**Instructions for the task**
Put the lines from the line containing "y-tick-label: 20000 bbox=[97, 631, 127, 703]" through the line containing "x-tick-label: 50 bbox=[336, 810, 365, 840]", both included, into a JSON list of strings with one string per line, omitting blank lines.
----------------------------------------
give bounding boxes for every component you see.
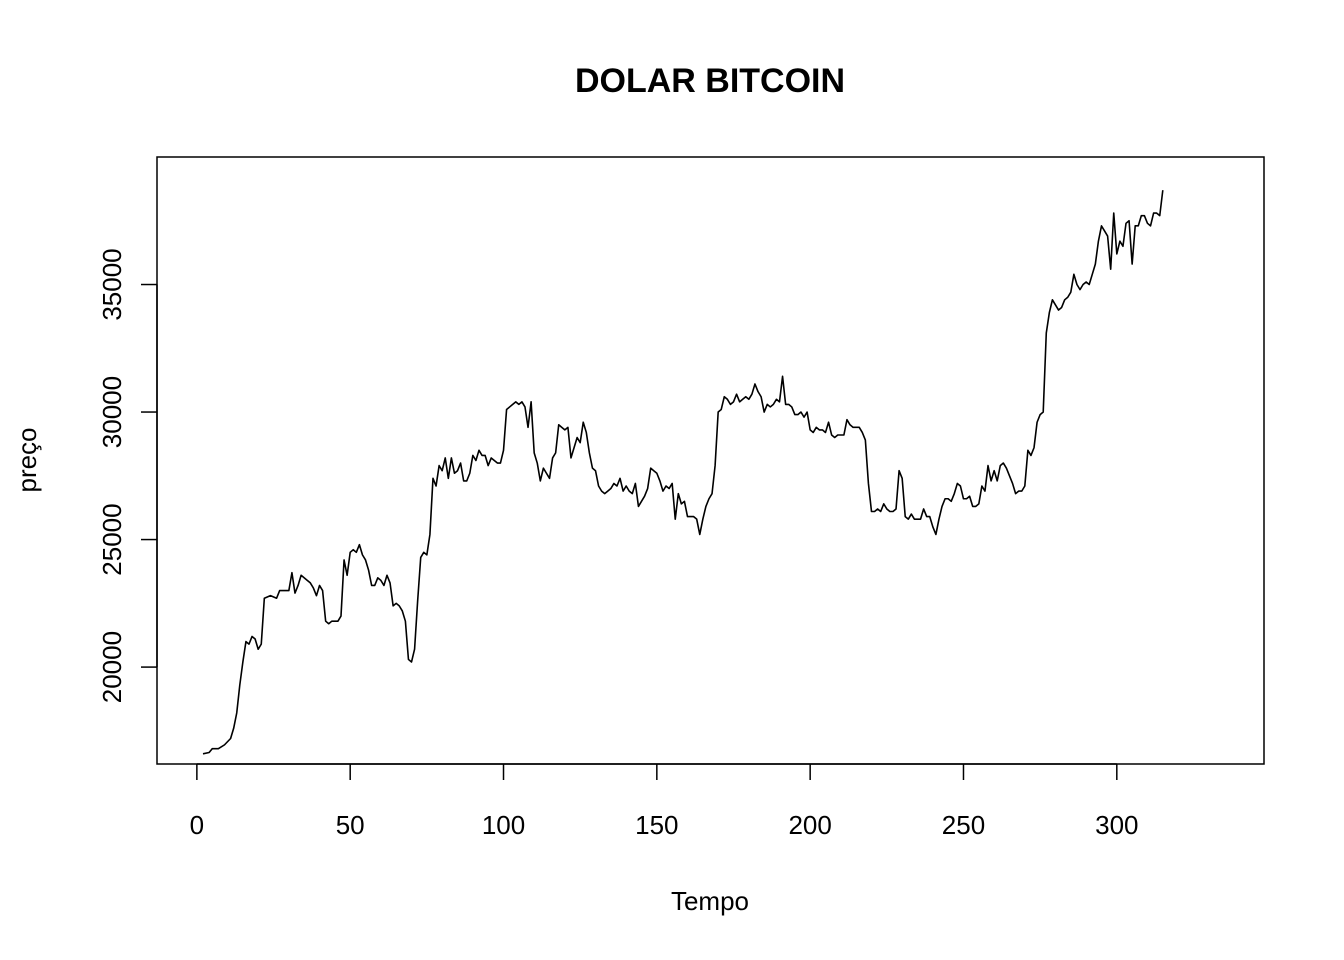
y-tick-label: 20000 bbox=[97, 631, 127, 703]
y-axis: 20000 25000 30000 35000 bbox=[97, 248, 158, 703]
y-tick-label: 30000 bbox=[97, 376, 127, 448]
y-tick-label: 35000 bbox=[97, 248, 127, 320]
series-line bbox=[202, 190, 1164, 755]
x-tick-label: 0 bbox=[190, 810, 204, 840]
x-tick-label: 300 bbox=[1095, 810, 1138, 840]
x-axis-label: Tempo bbox=[671, 886, 749, 916]
x-tick-label: 200 bbox=[788, 810, 831, 840]
y-axis-label: preço bbox=[12, 427, 42, 492]
series-layer bbox=[202, 190, 1164, 755]
x-tick-label: 150 bbox=[635, 810, 678, 840]
y-tick-label: 25000 bbox=[97, 503, 127, 575]
x-tick-label: 50 bbox=[336, 810, 365, 840]
x-tick-label: 100 bbox=[482, 810, 525, 840]
chart-title: DOLAR BITCOIN bbox=[575, 62, 845, 100]
x-axis: 0 50 100 150 200 250 300 bbox=[190, 763, 1139, 840]
x-tick-label: 250 bbox=[942, 810, 985, 840]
----------------------------------------
**Full answer**
[
  "y-tick-label: 20000 bbox=[97, 631, 127, 703]",
  "y-axis: 20000 25000 30000 35000 bbox=[97, 248, 158, 703]",
  "y-tick-label: 30000 bbox=[97, 376, 127, 448]",
  "y-tick-label: 35000 bbox=[97, 248, 127, 320]",
  "series-line bbox=[202, 190, 1164, 755]",
  "x-tick-label: 0 bbox=[190, 810, 204, 840]",
  "x-tick-label: 300 bbox=[1095, 810, 1138, 840]",
  "x-axis-label: Tempo bbox=[671, 886, 749, 916]",
  "x-tick-label: 200 bbox=[788, 810, 831, 840]",
  "y-axis-label: preço bbox=[12, 427, 42, 492]",
  "series-layer bbox=[202, 190, 1164, 755]",
  "x-tick-label: 150 bbox=[635, 810, 678, 840]",
  "y-tick-label: 25000 bbox=[97, 503, 127, 575]",
  "x-tick-label: 50 bbox=[336, 810, 365, 840]"
]